_What the task asks_
Go through the listing beneath this task and return every line that carries the string "kind".

_Items_

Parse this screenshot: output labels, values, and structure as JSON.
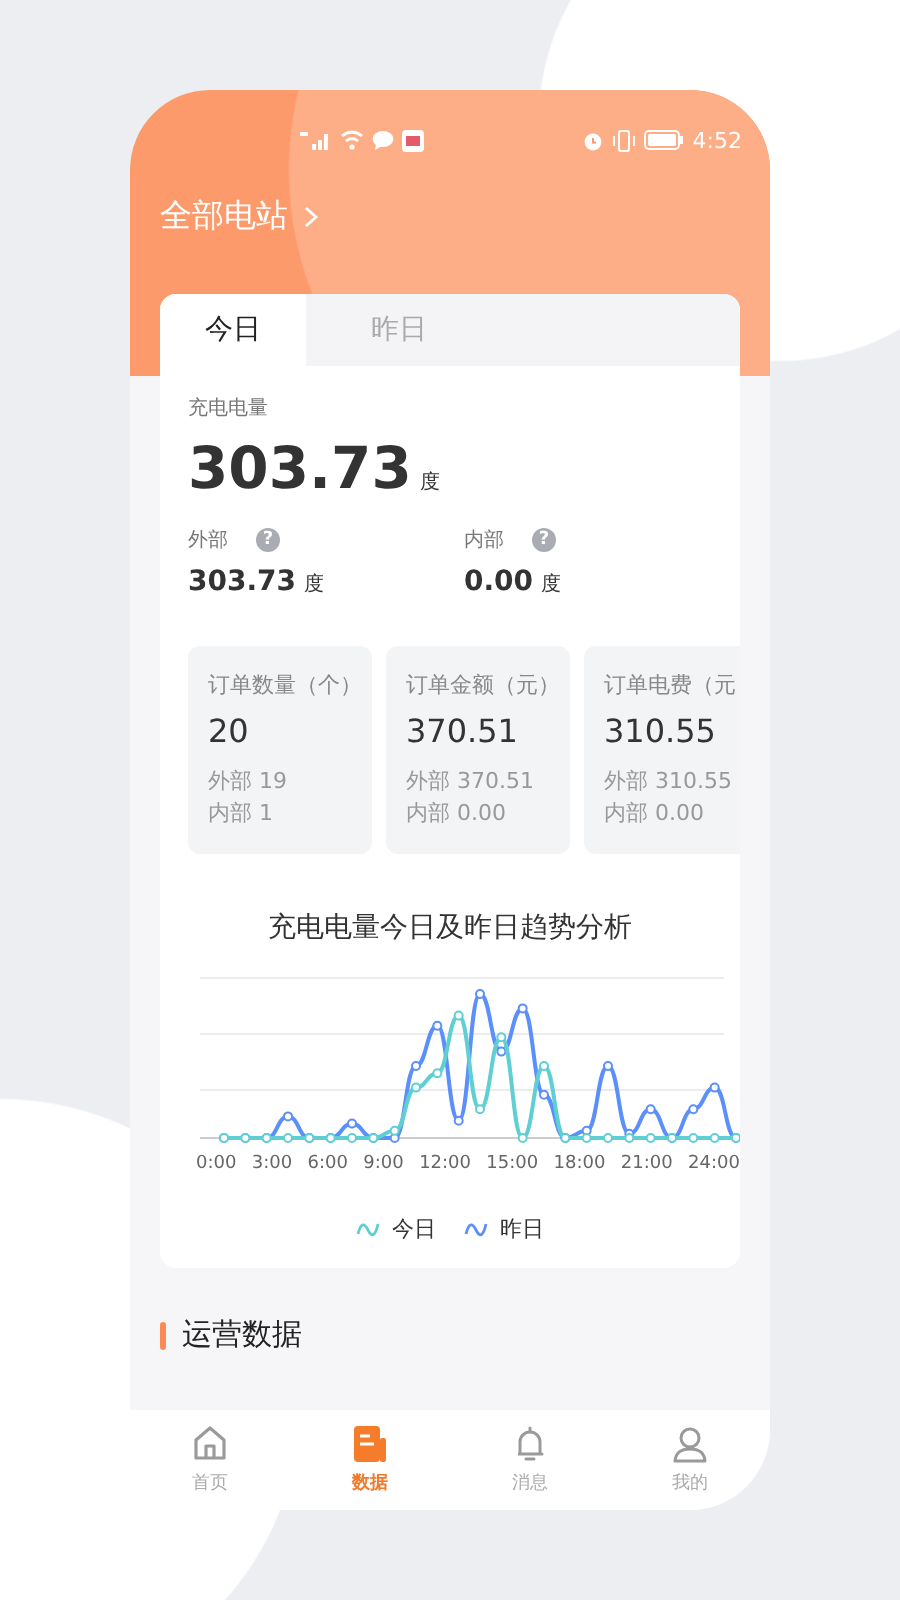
{
  "status_bar": {
    "time": "4:52"
  },
  "header": {
    "title": "全部电站"
  },
  "tabs": [
    {
      "label": "今日",
      "selected": true
    },
    {
      "label": "昨日",
      "selected": false
    }
  ],
  "total": {
    "label": "充电电量",
    "value": "303.73",
    "unit": "度"
  },
  "split": [
    {
      "label": "外部",
      "help": "?",
      "value": "303.73",
      "unit": "度"
    },
    {
      "label": "内部",
      "help": "?",
      "value": "0.00",
      "unit": "度"
    }
  ],
  "stat_cards": [
    {
      "title": "订单数量（个）",
      "value": "20",
      "lines": [
        "外部 19",
        "内部 1"
      ]
    },
    {
      "title": "订单金额（元）",
      "value": "370.51",
      "lines": [
        "外部 370.51",
        "内部 0.00"
      ]
    },
    {
      "title": "订单电费（元",
      "value": "310.55",
      "lines": [
        "外部 310.55",
        "内部 0.00"
      ]
    }
  ],
  "chart": {
    "title": "充电电量今日及昨日趋势分析",
    "x_labels": [
      "0:00",
      "3:00",
      "6:00",
      "9:00",
      "12:00",
      "15:00",
      "18:00",
      "21:00",
      "24:00"
    ],
    "legend": [
      {
        "label": "今日",
        "color": "#5fcfd4"
      },
      {
        "label": "昨日",
        "color": "#5b8ff9"
      }
    ]
  },
  "section": {
    "title": "运营数据"
  },
  "nav": [
    {
      "label": "首页",
      "kind": "home",
      "selected": false
    },
    {
      "label": "数据",
      "kind": "data",
      "selected": true
    },
    {
      "label": "消息",
      "kind": "bell",
      "selected": false
    },
    {
      "label": "我的",
      "kind": "user",
      "selected": false
    }
  ]
}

_Result for this task_
      "kind": "home",
      "kind": "data",
      "kind": "bell",
      "kind": "user",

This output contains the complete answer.